Extracted data entries
───
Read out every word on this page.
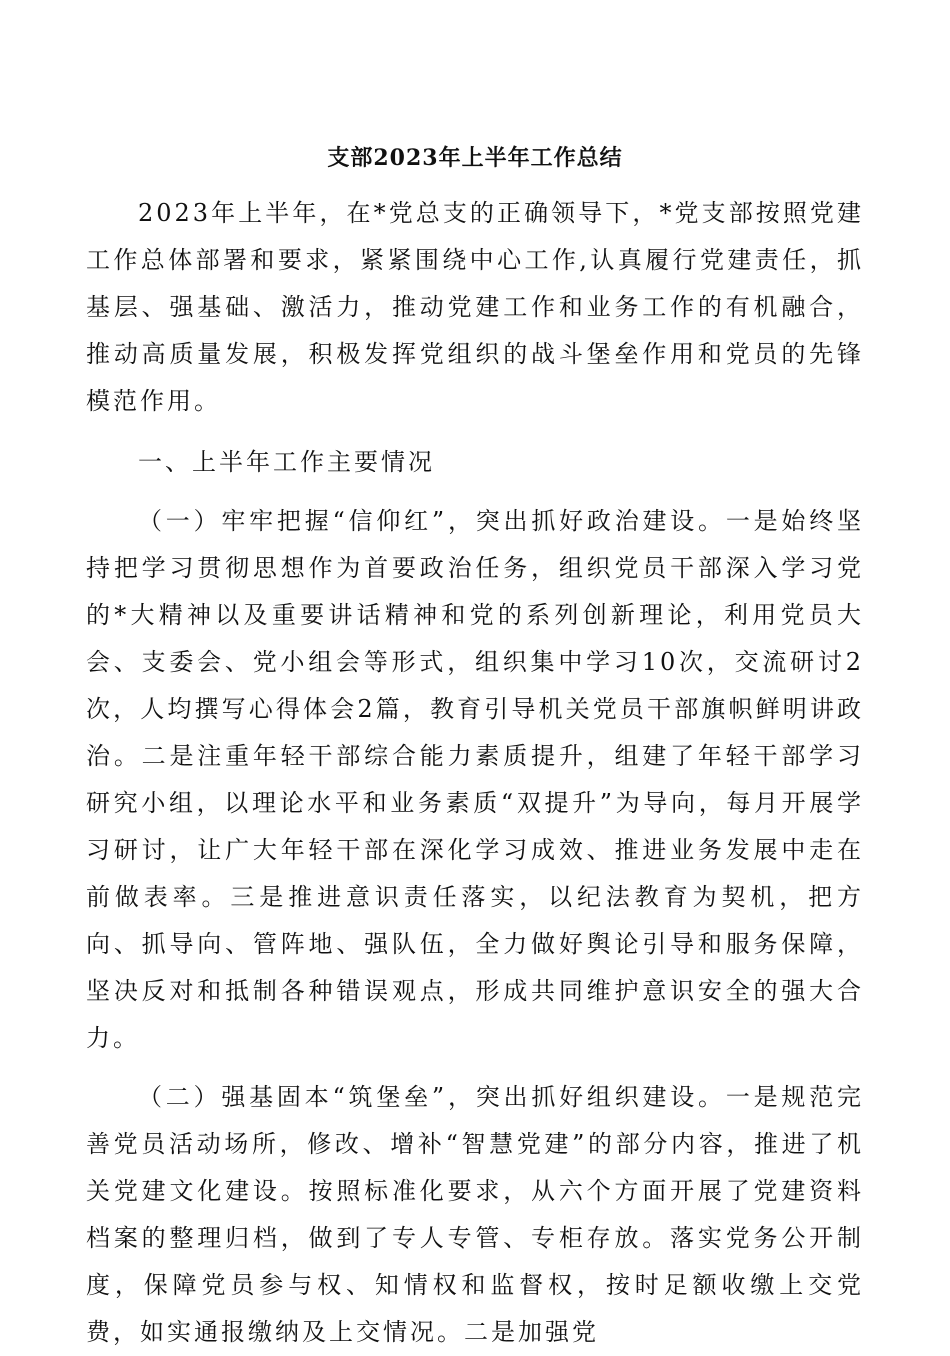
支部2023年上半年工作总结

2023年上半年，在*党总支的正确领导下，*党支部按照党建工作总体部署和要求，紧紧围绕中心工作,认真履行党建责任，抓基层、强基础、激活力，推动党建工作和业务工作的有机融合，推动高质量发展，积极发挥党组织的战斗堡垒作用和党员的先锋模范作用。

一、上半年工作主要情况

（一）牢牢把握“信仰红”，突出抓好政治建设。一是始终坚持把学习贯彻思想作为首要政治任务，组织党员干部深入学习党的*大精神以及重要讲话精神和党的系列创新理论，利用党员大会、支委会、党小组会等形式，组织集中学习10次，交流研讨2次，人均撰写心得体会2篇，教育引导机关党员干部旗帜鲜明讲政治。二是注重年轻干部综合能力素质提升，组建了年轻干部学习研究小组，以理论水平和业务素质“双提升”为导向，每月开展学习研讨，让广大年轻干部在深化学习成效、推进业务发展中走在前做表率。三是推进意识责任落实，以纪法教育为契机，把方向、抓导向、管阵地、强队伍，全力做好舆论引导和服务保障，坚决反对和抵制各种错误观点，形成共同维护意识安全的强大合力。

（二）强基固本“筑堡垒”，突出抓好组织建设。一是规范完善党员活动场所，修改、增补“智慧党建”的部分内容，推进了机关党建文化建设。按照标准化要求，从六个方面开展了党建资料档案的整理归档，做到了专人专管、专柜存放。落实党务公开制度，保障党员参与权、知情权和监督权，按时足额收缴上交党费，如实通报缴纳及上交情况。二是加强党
───
#### Brief:
Return all of the data exactly as written, and drop the pictures.

#### Written answer:
Read out every word on this page.
支部2023年上半年工作总结

2023年上半年，在*党总支的正确领导下，*党支部按照党建工作总体部署和要求，紧紧围绕中心工作,认真履行党建责任，抓基层、强基础、激活力，推动党建工作和业务工作的有机融合，推动高质量发展，积极发挥党组织的战斗堡垒作用和党员的先锋模范作用。

一、上半年工作主要情况

（一）牢牢把握“信仰红”，突出抓好政治建设。一是始终坚持把学习贯彻思想作为首要政治任务，组织党员干部深入学习党的*大精神以及重要讲话精神和党的系列创新理论，利用党员大会、支委会、党小组会等形式，组织集中学习10次，交流研讨2次，人均撰写心得体会2篇，教育引导机关党员干部旗帜鲜明讲政治。二是注重年轻干部综合能力素质提升，组建了年轻干部学习研究小组，以理论水平和业务素质“双提升”为导向，每月开展学习研讨，让广大年轻干部在深化学习成效、推进业务发展中走在前做表率。三是推进意识责任落实，以纪法教育为契机，把方向、抓导向、管阵地、强队伍，全力做好舆论引导和服务保障，坚决反对和抵制各种错误观点，形成共同维护意识安全的强大合力。

（二）强基固本“筑堡垒”，突出抓好组织建设。一是规范完善党员活动场所，修改、增补“智慧党建”的部分内容，推进了机关党建文化建设。按照标准化要求，从六个方面开展了党建资料档案的整理归档，做到了专人专管、专柜存放。落实党务公开制度，保障党员参与权、知情权和监督权，按时足额收缴上交党费，如实通报缴纳及上交情况。二是加强党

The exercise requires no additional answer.